PROBLEM: Below are records to transcribe exactly, without their pictures.

:: SUPPLIED DATA

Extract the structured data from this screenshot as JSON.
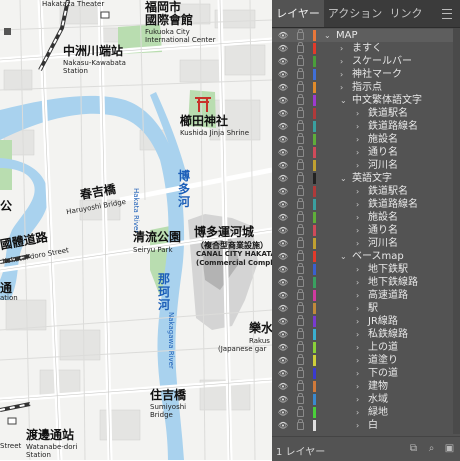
{
  "map": {
    "places": {
      "theater": {
        "en": "Hakataza Theater"
      },
      "fukuoka_city": {
        "jp": "福岡市",
        "jp2": "國際會館",
        "en": "Fukuoka City",
        "en2": "International Center"
      },
      "nakasu": {
        "jp": "中洲川端站",
        "en": "Nakasu-Kawabata",
        "en2": "Station"
      },
      "kushida": {
        "jp": "櫛田神社",
        "en": "Kushida Jinja Shrine"
      },
      "hakata_river": {
        "jp": "博多河",
        "en": "Hakata River"
      },
      "haruyoshi": {
        "jp": "春吉橋",
        "en": "Haruyoshi Bridge"
      },
      "kokutai": {
        "jp": "國體道路",
        "en": "Kokutai doro Street"
      },
      "seiryu": {
        "jp": "清流公園",
        "en": "Seiryu Park"
      },
      "canal": {
        "jp": "博多運河城",
        "jp2": "（複合型商業設施）",
        "en": "CANAL CITY HAKATA",
        "en2": "(Commercial Complex)"
      },
      "naka_river": {
        "jp": "那珂河",
        "en": "Nakagawa River"
      },
      "rakusui": {
        "jp": "樂水",
        "en": "Rakus",
        "en2": "(Japanese gar"
      },
      "sumiyoshi": {
        "jp": "住吉橋",
        "en": "Sumiyoshi",
        "en2": "Bridge"
      },
      "watanabe": {
        "jp": "渡邊通站",
        "en": "Watanabe-dori",
        "en2": "Station"
      },
      "left_jp1": {
        "jp": "公"
      },
      "left_en1": {
        "en": "ation"
      },
      "left_jp2": {
        "jp": "通"
      },
      "left_en2": {
        "en": "Street"
      }
    }
  },
  "panel": {
    "tabs": [
      "レイヤー",
      "アクション",
      "リンク"
    ],
    "menu_icon": "hamburger-menu-icon",
    "layers": [
      {
        "name": "MAP",
        "depth": 0,
        "open": true,
        "color": "#e8773a"
      },
      {
        "name": "ますく",
        "depth": 1,
        "open": false,
        "color": "#e23a2a"
      },
      {
        "name": "スケールバー",
        "depth": 1,
        "open": false,
        "color": "#4a9e3a"
      },
      {
        "name": "神社マーク",
        "depth": 1,
        "open": false,
        "color": "#3f6fd8"
      },
      {
        "name": "指示点",
        "depth": 1,
        "open": false,
        "color": "#e08b2a"
      },
      {
        "name": "中文繁体語文字",
        "depth": 1,
        "open": true,
        "color": "#9e3ad0"
      },
      {
        "name": "鉄道駅名",
        "depth": 2,
        "open": false,
        "color": "#b03a3a"
      },
      {
        "name": "鉄道路線名",
        "depth": 2,
        "open": false,
        "color": "#3aa0a0"
      },
      {
        "name": "施設名",
        "depth": 2,
        "open": false,
        "color": "#5fae3a"
      },
      {
        "name": "通り名",
        "depth": 2,
        "open": false,
        "color": "#d04a5a"
      },
      {
        "name": "河川名",
        "depth": 2,
        "open": false,
        "color": "#c0a030"
      },
      {
        "name": "英語文字",
        "depth": 1,
        "open": true,
        "color": "#222222"
      },
      {
        "name": "鉄道駅名",
        "depth": 2,
        "open": false,
        "color": "#b03a3a"
      },
      {
        "name": "鉄道路線名",
        "depth": 2,
        "open": false,
        "color": "#3aa0a0"
      },
      {
        "name": "施設名",
        "depth": 2,
        "open": false,
        "color": "#5fae3a"
      },
      {
        "name": "通り名",
        "depth": 2,
        "open": false,
        "color": "#d04a5a"
      },
      {
        "name": "河川名",
        "depth": 2,
        "open": false,
        "color": "#c0a030"
      },
      {
        "name": "ベースmap",
        "depth": 1,
        "open": true,
        "color": "#e23a2a"
      },
      {
        "name": "地下鉄駅",
        "depth": 2,
        "open": false,
        "color": "#3a60d0"
      },
      {
        "name": "地下鉄線路",
        "depth": 2,
        "open": false,
        "color": "#3aa060"
      },
      {
        "name": "高速道路",
        "depth": 2,
        "open": false,
        "color": "#d03aa0"
      },
      {
        "name": "駅",
        "depth": 2,
        "open": false,
        "color": "#c08a3a"
      },
      {
        "name": "JR線路",
        "depth": 2,
        "open": false,
        "color": "#7a3ad0"
      },
      {
        "name": "私鉄線路",
        "depth": 2,
        "open": false,
        "color": "#3ab0d0"
      },
      {
        "name": "上の道",
        "depth": 2,
        "open": false,
        "color": "#8ad03a"
      },
      {
        "name": "道塗り",
        "depth": 2,
        "open": false,
        "color": "#d0d03a"
      },
      {
        "name": "下の道",
        "depth": 2,
        "open": false,
        "color": "#3a3ad0"
      },
      {
        "name": "建物",
        "depth": 2,
        "open": false,
        "color": "#d07a3a"
      },
      {
        "name": "水域",
        "depth": 2,
        "open": false,
        "color": "#3a8ad0"
      },
      {
        "name": "緑地",
        "depth": 2,
        "open": false,
        "color": "#4ad03a"
      },
      {
        "name": "白",
        "depth": 2,
        "open": false,
        "color": "#e0e0e0"
      }
    ],
    "footer": {
      "count": "1 レイヤー"
    }
  }
}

::::

THE COMPLETED TASK:
Extract the structured data from this screenshot as JSON.
{
  "map": {
    "places": {
      "theater": {
        "en": "Hakataza Theater"
      },
      "fukuoka_city": {
        "jp": "福岡市",
        "jp2": "國際會館",
        "en": "Fukuoka City",
        "en2": "International Center"
      },
      "nakasu": {
        "jp": "中洲川端站",
        "en": "Nakasu-Kawabata",
        "en2": "Station"
      },
      "kushida": {
        "jp": "櫛田神社",
        "en": "Kushida Jinja Shrine"
      },
      "hakata_river": {
        "jp": "博多河",
        "en": "Hakata River"
      },
      "haruyoshi": {
        "jp": "春吉橋",
        "en": "Haruyoshi Bridge"
      },
      "kokutai": {
        "jp": "國體道路",
        "en": "Kokutai doro Street"
      },
      "seiryu": {
        "jp": "清流公園",
        "en": "Seiryu Park"
      },
      "canal": {
        "jp": "博多運河城",
        "jp2": "（複合型商業設施）",
        "en": "CANAL CITY HAKATA",
        "en2": "(Commercial Complex)"
      },
      "naka_river": {
        "jp": "那珂河",
        "en": "Nakagawa River"
      },
      "rakusui": {
        "jp": "樂水",
        "en": "Rakus",
        "en2": "(Japanese gar"
      },
      "sumiyoshi": {
        "jp": "住吉橋",
        "en": "Sumiyoshi",
        "en2": "Bridge"
      },
      "watanabe": {
        "jp": "渡邊通站",
        "en": "Watanabe-dori",
        "en2": "Station"
      },
      "left_jp1": {
        "jp": "公"
      },
      "left_en1": {
        "en": "ation"
      },
      "left_jp2": {
        "jp": "通"
      },
      "left_en2": {
        "en": "Street"
      }
    }
  },
  "panel": {
    "tabs": [
      "レイヤー",
      "アクション",
      "リンク"
    ],
    "menu_icon": "hamburger-menu-icon",
    "layers": [
      {
        "name": "MAP",
        "depth": 0,
        "open": true,
        "color": "#e8773a"
      },
      {
        "name": "ますく",
        "depth": 1,
        "open": false,
        "color": "#e23a2a"
      },
      {
        "name": "スケールバー",
        "depth": 1,
        "open": false,
        "color": "#4a9e3a"
      },
      {
        "name": "神社マーク",
        "depth": 1,
        "open": false,
        "color": "#3f6fd8"
      },
      {
        "name": "指示点",
        "depth": 1,
        "open": false,
        "color": "#e08b2a"
      },
      {
        "name": "中文繁体語文字",
        "depth": 1,
        "open": true,
        "color": "#9e3ad0"
      },
      {
        "name": "鉄道駅名",
        "depth": 2,
        "open": false,
        "color": "#b03a3a"
      },
      {
        "name": "鉄道路線名",
        "depth": 2,
        "open": false,
        "color": "#3aa0a0"
      },
      {
        "name": "施設名",
        "depth": 2,
        "open": false,
        "color": "#5fae3a"
      },
      {
        "name": "通り名",
        "depth": 2,
        "open": false,
        "color": "#d04a5a"
      },
      {
        "name": "河川名",
        "depth": 2,
        "open": false,
        "color": "#c0a030"
      },
      {
        "name": "英語文字",
        "depth": 1,
        "open": true,
        "color": "#222222"
      },
      {
        "name": "鉄道駅名",
        "depth": 2,
        "open": false,
        "color": "#b03a3a"
      },
      {
        "name": "鉄道路線名",
        "depth": 2,
        "open": false,
        "color": "#3aa0a0"
      },
      {
        "name": "施設名",
        "depth": 2,
        "open": false,
        "color": "#5fae3a"
      },
      {
        "name": "通り名",
        "depth": 2,
        "open": false,
        "color": "#d04a5a"
      },
      {
        "name": "河川名",
        "depth": 2,
        "open": false,
        "color": "#c0a030"
      },
      {
        "name": "ベースmap",
        "depth": 1,
        "open": true,
        "color": "#e23a2a"
      },
      {
        "name": "地下鉄駅",
        "depth": 2,
        "open": false,
        "color": "#3a60d0"
      },
      {
        "name": "地下鉄線路",
        "depth": 2,
        "open": false,
        "color": "#3aa060"
      },
      {
        "name": "高速道路",
        "depth": 2,
        "open": false,
        "color": "#d03aa0"
      },
      {
        "name": "駅",
        "depth": 2,
        "open": false,
        "color": "#c08a3a"
      },
      {
        "name": "JR線路",
        "depth": 2,
        "open": false,
        "color": "#7a3ad0"
      },
      {
        "name": "私鉄線路",
        "depth": 2,
        "open": false,
        "color": "#3ab0d0"
      },
      {
        "name": "上の道",
        "depth": 2,
        "open": false,
        "color": "#8ad03a"
      },
      {
        "name": "道塗り",
        "depth": 2,
        "open": false,
        "color": "#d0d03a"
      },
      {
        "name": "下の道",
        "depth": 2,
        "open": false,
        "color": "#3a3ad0"
      },
      {
        "name": "建物",
        "depth": 2,
        "open": false,
        "color": "#d07a3a"
      },
      {
        "name": "水域",
        "depth": 2,
        "open": false,
        "color": "#3a8ad0"
      },
      {
        "name": "緑地",
        "depth": 2,
        "open": false,
        "color": "#4ad03a"
      },
      {
        "name": "白",
        "depth": 2,
        "open": false,
        "color": "#e0e0e0"
      }
    ],
    "footer": {
      "count": "1 レイヤー"
    }
  }
}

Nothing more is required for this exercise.